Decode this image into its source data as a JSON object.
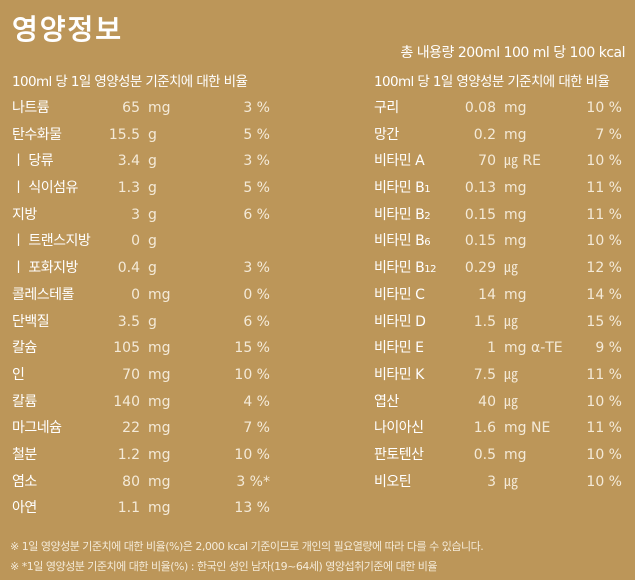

————

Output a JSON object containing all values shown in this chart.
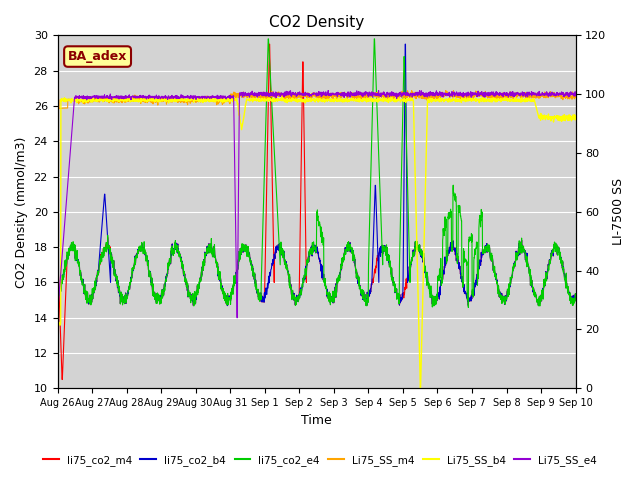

————

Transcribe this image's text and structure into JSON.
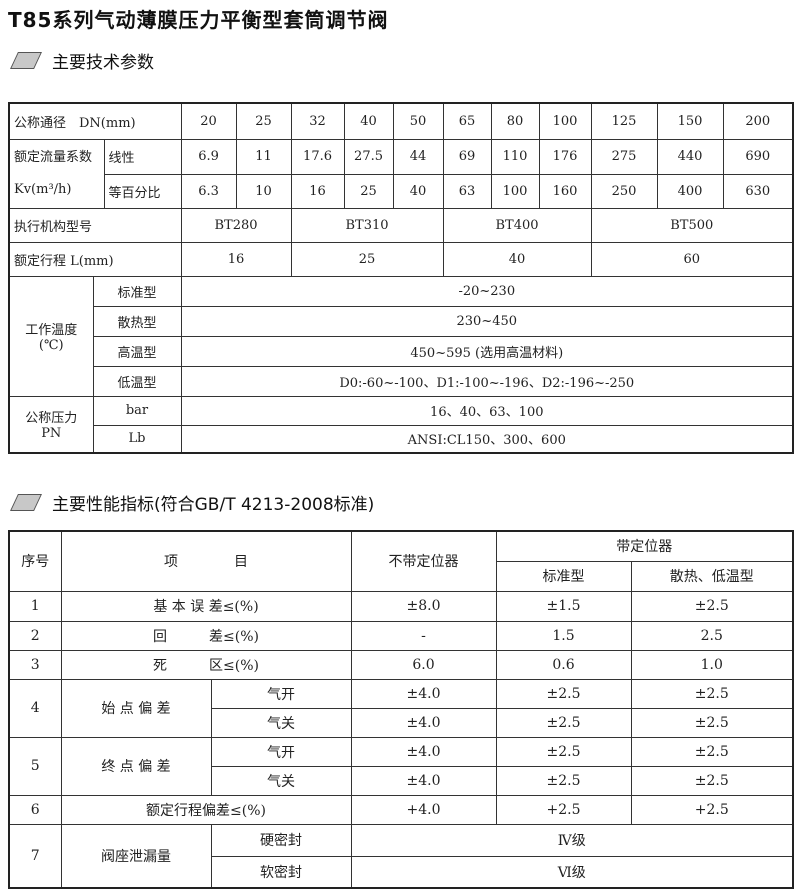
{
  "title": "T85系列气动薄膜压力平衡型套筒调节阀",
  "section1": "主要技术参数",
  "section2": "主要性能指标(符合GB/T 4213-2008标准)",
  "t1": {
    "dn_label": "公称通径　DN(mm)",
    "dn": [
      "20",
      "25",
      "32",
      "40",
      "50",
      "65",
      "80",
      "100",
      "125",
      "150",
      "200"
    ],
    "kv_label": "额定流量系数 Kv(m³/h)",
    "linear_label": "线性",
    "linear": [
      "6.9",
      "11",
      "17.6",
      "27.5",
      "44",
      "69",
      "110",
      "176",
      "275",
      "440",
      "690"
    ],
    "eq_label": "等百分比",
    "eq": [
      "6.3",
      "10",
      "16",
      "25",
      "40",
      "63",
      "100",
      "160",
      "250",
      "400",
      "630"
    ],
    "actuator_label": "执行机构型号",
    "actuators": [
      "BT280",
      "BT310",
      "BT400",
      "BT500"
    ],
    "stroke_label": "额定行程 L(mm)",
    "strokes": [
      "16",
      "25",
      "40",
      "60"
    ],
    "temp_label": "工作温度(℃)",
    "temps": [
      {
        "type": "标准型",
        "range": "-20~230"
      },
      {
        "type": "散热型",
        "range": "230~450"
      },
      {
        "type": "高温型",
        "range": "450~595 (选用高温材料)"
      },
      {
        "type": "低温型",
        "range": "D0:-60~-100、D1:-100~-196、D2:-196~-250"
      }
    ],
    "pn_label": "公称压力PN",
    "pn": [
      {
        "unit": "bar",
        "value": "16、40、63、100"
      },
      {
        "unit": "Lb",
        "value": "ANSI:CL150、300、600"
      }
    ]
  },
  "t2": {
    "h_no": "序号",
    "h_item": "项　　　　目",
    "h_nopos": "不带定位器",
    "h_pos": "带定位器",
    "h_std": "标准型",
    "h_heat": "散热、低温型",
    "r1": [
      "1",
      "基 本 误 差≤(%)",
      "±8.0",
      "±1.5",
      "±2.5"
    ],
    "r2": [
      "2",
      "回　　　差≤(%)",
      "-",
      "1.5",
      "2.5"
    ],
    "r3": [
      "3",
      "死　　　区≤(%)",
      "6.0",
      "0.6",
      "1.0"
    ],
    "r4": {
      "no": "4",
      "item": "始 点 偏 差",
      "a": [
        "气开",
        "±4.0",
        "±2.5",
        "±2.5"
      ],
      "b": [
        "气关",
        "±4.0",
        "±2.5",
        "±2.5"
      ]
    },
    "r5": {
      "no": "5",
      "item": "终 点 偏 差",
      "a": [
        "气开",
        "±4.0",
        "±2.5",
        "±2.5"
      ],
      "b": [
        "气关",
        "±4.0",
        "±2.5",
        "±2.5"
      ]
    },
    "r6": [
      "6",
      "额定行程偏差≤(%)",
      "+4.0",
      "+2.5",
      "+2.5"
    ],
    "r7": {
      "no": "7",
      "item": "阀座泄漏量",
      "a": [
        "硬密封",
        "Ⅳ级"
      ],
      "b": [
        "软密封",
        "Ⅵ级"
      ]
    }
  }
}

————

Collect from the data above every line that includes "object".

Decode this image into its source data as a JSON object.
Output a JSON object containing all values shown in this chart.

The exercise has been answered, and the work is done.